## start RECORDS TO USE
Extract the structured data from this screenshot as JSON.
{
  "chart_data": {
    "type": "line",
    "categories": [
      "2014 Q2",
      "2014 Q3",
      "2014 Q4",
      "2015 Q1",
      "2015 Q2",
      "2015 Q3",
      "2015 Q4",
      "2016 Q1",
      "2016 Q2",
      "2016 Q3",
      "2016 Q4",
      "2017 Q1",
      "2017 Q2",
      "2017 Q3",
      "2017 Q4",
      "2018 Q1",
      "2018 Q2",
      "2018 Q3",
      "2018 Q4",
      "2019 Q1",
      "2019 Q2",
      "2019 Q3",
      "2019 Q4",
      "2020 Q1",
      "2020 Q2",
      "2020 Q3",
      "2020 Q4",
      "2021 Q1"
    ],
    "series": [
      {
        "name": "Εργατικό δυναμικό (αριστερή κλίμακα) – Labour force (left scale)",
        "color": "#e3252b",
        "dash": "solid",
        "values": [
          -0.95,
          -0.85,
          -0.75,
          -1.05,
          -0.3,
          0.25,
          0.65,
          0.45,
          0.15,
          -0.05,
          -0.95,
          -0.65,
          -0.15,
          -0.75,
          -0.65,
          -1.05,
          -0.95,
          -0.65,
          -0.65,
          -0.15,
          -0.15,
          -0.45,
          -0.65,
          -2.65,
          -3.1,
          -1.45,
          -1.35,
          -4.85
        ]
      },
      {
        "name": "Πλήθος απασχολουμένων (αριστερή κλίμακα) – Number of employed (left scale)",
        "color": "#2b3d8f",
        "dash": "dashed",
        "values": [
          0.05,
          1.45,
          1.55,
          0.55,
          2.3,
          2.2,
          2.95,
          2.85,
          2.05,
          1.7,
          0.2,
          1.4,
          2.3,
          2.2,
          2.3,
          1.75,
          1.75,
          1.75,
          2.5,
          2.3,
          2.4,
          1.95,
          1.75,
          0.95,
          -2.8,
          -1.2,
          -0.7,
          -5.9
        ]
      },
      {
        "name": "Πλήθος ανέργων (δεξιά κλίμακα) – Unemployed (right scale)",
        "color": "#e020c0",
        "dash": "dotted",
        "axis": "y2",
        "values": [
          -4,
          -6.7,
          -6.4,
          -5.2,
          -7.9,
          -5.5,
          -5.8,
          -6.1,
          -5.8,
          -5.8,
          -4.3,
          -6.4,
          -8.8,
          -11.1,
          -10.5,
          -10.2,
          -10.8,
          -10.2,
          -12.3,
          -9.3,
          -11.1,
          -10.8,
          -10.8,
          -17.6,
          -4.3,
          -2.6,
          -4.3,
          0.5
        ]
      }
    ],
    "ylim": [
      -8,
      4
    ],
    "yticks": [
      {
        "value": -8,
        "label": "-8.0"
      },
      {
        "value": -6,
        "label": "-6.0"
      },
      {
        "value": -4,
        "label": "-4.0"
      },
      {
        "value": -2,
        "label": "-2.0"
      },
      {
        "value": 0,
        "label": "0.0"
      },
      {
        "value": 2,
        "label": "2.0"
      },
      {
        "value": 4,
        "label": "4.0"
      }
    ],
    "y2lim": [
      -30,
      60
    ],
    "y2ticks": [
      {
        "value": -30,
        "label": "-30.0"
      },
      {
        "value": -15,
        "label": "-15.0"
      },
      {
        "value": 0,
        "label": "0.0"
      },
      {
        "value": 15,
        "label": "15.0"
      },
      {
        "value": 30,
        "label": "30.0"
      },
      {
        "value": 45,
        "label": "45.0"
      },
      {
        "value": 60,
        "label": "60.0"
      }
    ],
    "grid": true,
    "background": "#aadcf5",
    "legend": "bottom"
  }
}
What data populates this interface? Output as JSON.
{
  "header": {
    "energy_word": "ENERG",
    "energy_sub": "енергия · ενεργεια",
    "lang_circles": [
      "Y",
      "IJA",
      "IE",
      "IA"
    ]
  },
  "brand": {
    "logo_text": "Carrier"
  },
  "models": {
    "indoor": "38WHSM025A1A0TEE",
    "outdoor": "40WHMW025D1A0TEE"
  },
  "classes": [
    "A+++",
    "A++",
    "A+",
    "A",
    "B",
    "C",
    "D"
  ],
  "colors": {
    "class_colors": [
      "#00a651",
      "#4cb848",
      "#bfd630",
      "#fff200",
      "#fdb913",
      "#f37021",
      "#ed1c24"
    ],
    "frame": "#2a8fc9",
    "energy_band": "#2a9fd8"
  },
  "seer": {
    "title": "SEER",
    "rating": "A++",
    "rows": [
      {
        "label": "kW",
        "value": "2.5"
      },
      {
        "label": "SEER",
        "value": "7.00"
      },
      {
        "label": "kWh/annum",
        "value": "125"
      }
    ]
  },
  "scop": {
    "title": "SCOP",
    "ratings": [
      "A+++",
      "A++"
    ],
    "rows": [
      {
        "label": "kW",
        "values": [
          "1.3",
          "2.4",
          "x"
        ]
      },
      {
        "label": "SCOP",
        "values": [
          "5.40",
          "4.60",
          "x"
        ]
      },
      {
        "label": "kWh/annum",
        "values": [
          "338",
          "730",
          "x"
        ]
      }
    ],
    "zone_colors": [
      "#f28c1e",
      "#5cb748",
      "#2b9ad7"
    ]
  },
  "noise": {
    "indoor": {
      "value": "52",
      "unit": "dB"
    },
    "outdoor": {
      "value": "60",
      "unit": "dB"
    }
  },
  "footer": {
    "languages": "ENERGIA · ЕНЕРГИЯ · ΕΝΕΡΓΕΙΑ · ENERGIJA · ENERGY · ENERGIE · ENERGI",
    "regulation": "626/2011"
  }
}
## end RECORDS TO USE
- _WHAT THE EXERCISE ASKS_
Set every line of the listing down word for word.

- _RESPONSE TO THE EXERCISE_
Extract the structured data from this screenshot as JSON.
{
  "chart_data": {
    "type": "line",
    "categories": [
      "2014 Q2",
      "2014 Q3",
      "2014 Q4",
      "2015 Q1",
      "2015 Q2",
      "2015 Q3",
      "2015 Q4",
      "2016 Q1",
      "2016 Q2",
      "2016 Q3",
      "2016 Q4",
      "2017 Q1",
      "2017 Q2",
      "2017 Q3",
      "2017 Q4",
      "2018 Q1",
      "2018 Q2",
      "2018 Q3",
      "2018 Q4",
      "2019 Q1",
      "2019 Q2",
      "2019 Q3",
      "2019 Q4",
      "2020 Q1",
      "2020 Q2",
      "2020 Q3",
      "2020 Q4",
      "2021 Q1"
    ],
    "series": [
      {
        "name": "Εργατικό δυναμικό (αριστερή κλίμακα) – Labour force (left scale)",
        "color": "#e3252b",
        "dash": "solid",
        "values": [
          -0.95,
          -0.85,
          -0.75,
          -1.05,
          -0.3,
          0.25,
          0.65,
          0.45,
          0.15,
          -0.05,
          -0.95,
          -0.65,
          -0.15,
          -0.75,
          -0.65,
          -1.05,
          -0.95,
          -0.65,
          -0.65,
          -0.15,
          -0.15,
          -0.45,
          -0.65,
          -2.65,
          -3.1,
          -1.45,
          -1.35,
          -4.85
        ]
      },
      {
        "name": "Πλήθος απασχολουμένων (αριστερή κλίμακα) – Number of employed (left scale)",
        "color": "#2b3d8f",
        "dash": "dashed",
        "values": [
          0.05,
          1.45,
          1.55,
          0.55,
          2.3,
          2.2,
          2.95,
          2.85,
          2.05,
          1.7,
          0.2,
          1.4,
          2.3,
          2.2,
          2.3,
          1.75,
          1.75,
          1.75,
          2.5,
          2.3,
          2.4,
          1.95,
          1.75,
          0.95,
          -2.8,
          -1.2,
          -0.7,
          -5.9
        ]
      },
      {
        "name": "Πλήθος ανέργων (δεξιά κλίμακα) – Unemployed (right scale)",
        "color": "#e020c0",
        "dash": "dotted",
        "axis": "y2",
        "values": [
          -4,
          -6.7,
          -6.4,
          -5.2,
          -7.9,
          -5.5,
          -5.8,
          -6.1,
          -5.8,
          -5.8,
          -4.3,
          -6.4,
          -8.8,
          -11.1,
          -10.5,
          -10.2,
          -10.8,
          -10.2,
          -12.3,
          -9.3,
          -11.1,
          -10.8,
          -10.8,
          -17.6,
          -4.3,
          -2.6,
          -4.3,
          0.5
        ]
      }
    ],
    "ylim": [
      -8,
      4
    ],
    "yticks": [
      {
        "value": -8,
        "label": "-8.0"
      },
      {
        "value": -6,
        "label": "-6.0"
      },
      {
        "value": -4,
        "label": "-4.0"
      },
      {
        "value": -2,
        "label": "-2.0"
      },
      {
        "value": 0,
        "label": "0.0"
      },
      {
        "value": 2,
        "label": "2.0"
      },
      {
        "value": 4,
        "label": "4.0"
      }
    ],
    "y2lim": [
      -30,
      60
    ],
    "y2ticks": [
      {
        "value": -30,
        "label": "-30.0"
      },
      {
        "value": -15,
        "label": "-15.0"
      },
      {
        "value": 0,
        "label": "0.0"
      },
      {
        "value": 15,
        "label": "15.0"
      },
      {
        "value": 30,
        "label": "30.0"
      },
      {
        "value": 45,
        "label": "45.0"
      },
      {
        "value": 60,
        "label": "60.0"
      }
    ],
    "grid": true,
    "background": "#aadcf5",
    "legend": "bottom"
  }
}
What data populates this interface? Output as JSON.
{
  "header": {
    "energy_word": "ENERG",
    "energy_sub": "енергия · ενεργεια",
    "lang_circles": [
      "Y",
      "IJA",
      "IE",
      "IA"
    ]
  },
  "brand": {
    "logo_text": "Carrier"
  },
  "models": {
    "indoor": "38WHSM025A1A0TEE",
    "outdoor": "40WHMW025D1A0TEE"
  },
  "classes": [
    "A+++",
    "A++",
    "A+",
    "A",
    "B",
    "C",
    "D"
  ],
  "colors": {
    "class_colors": [
      "#00a651",
      "#4cb848",
      "#bfd630",
      "#fff200",
      "#fdb913",
      "#f37021",
      "#ed1c24"
    ],
    "frame": "#2a8fc9",
    "energy_band": "#2a9fd8"
  },
  "seer": {
    "title": "SEER",
    "rating": "A++",
    "rows": [
      {
        "label": "kW",
        "value": "2.5"
      },
      {
        "label": "SEER",
        "value": "7.00"
      },
      {
        "label": "kWh/annum",
        "value": "125"
      }
    ]
  },
  "scop": {
    "title": "SCOP",
    "ratings": [
      "A+++",
      "A++"
    ],
    "rows": [
      {
        "label": "kW",
        "values": [
          "1.3",
          "2.4",
          "x"
        ]
      },
      {
        "label": "SCOP",
        "values": [
          "5.40",
          "4.60",
          "x"
        ]
      },
      {
        "label": "kWh/annum",
        "values": [
          "338",
          "730",
          "x"
        ]
      }
    ],
    "zone_colors": [
      "#f28c1e",
      "#5cb748",
      "#2b9ad7"
    ]
  },
  "noise": {
    "indoor": {
      "value": "52",
      "unit": "dB"
    },
    "outdoor": {
      "value": "60",
      "unit": "dB"
    }
  },
  "footer": {
    "languages": "ENERGIA · ЕНЕРГИЯ · ΕΝΕΡΓΕΙΑ · ENERGIJA · ENERGY · ENERGIE · ENERGI",
    "regulation": "626/2011"
  }
}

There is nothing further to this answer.